Look through the lines below and extract each one that contains "title".
## begin INFORMATION SHOWN
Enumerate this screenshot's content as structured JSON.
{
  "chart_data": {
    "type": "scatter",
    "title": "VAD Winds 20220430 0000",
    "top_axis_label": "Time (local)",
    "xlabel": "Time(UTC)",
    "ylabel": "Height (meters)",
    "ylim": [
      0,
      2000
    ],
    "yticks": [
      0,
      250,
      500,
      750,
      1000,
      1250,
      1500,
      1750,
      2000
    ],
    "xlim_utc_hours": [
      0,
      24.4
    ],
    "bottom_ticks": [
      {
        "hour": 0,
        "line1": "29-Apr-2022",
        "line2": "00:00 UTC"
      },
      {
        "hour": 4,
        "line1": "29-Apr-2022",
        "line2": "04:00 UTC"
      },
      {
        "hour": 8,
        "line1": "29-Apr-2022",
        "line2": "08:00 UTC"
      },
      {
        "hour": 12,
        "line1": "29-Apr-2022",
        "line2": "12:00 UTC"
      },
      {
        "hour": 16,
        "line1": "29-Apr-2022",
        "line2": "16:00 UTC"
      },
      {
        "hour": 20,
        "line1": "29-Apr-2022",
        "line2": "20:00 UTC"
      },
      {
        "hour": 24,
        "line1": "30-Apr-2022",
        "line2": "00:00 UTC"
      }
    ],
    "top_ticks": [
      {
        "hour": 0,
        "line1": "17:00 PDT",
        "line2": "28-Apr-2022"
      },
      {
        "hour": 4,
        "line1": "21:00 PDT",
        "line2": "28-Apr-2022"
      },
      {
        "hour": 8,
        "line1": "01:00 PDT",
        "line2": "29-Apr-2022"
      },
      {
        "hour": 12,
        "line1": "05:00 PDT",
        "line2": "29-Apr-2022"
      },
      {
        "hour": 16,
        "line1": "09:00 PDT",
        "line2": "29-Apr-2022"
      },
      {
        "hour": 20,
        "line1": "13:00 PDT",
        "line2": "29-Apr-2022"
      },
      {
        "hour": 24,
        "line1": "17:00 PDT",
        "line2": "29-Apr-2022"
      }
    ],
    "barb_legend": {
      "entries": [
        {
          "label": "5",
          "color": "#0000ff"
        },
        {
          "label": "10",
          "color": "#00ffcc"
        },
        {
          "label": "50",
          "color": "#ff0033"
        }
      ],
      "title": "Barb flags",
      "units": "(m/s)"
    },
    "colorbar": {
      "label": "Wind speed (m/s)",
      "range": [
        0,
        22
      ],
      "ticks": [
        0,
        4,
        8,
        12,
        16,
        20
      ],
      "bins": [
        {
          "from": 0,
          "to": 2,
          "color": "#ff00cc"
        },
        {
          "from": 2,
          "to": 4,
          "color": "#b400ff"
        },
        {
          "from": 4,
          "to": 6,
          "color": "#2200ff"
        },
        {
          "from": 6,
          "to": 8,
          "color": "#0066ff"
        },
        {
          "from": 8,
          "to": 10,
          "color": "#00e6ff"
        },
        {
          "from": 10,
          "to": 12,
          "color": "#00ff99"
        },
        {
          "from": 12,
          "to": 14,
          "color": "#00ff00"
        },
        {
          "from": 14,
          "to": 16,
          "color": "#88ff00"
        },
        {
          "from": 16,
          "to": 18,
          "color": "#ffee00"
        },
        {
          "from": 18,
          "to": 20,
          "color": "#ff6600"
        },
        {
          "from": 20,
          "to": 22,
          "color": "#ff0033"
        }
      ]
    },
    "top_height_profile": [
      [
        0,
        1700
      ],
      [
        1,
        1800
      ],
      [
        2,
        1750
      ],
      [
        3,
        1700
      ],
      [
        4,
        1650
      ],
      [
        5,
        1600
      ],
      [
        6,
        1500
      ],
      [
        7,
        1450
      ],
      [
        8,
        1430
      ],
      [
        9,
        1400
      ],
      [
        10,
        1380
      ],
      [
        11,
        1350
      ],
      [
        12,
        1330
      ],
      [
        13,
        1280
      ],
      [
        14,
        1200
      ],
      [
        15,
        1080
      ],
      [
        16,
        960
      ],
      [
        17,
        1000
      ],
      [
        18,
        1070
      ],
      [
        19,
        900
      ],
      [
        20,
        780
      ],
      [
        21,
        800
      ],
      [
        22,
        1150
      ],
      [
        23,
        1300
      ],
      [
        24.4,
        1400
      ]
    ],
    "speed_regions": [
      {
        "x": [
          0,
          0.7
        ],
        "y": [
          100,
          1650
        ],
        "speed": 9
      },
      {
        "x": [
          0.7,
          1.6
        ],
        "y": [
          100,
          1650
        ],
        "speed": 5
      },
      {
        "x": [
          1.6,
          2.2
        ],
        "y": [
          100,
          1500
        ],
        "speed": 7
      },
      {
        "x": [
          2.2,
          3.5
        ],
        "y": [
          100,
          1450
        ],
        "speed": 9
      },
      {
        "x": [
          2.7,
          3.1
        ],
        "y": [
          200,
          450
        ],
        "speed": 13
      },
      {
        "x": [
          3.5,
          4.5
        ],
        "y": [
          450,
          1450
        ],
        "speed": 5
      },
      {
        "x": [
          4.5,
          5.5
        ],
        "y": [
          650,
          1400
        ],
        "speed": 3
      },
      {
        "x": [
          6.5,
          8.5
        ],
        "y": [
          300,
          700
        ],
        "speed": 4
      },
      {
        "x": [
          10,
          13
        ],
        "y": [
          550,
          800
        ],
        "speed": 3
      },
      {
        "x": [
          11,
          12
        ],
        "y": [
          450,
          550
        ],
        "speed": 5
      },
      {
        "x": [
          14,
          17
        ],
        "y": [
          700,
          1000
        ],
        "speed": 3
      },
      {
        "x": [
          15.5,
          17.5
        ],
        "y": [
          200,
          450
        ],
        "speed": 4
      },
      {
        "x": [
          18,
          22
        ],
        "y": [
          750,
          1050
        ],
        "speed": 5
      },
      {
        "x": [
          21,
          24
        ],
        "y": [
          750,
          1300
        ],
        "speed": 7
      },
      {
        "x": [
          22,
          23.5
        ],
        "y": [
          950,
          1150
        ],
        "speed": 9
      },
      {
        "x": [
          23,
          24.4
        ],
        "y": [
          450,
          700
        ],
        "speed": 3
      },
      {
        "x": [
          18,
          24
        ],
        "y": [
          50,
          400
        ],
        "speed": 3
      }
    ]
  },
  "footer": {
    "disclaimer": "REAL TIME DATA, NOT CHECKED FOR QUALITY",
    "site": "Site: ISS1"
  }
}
## end INFORMATION SHOWN
- **THE RESULT**
    "title": "VAD Winds 20220430 0000",
      "title": "Barb flags",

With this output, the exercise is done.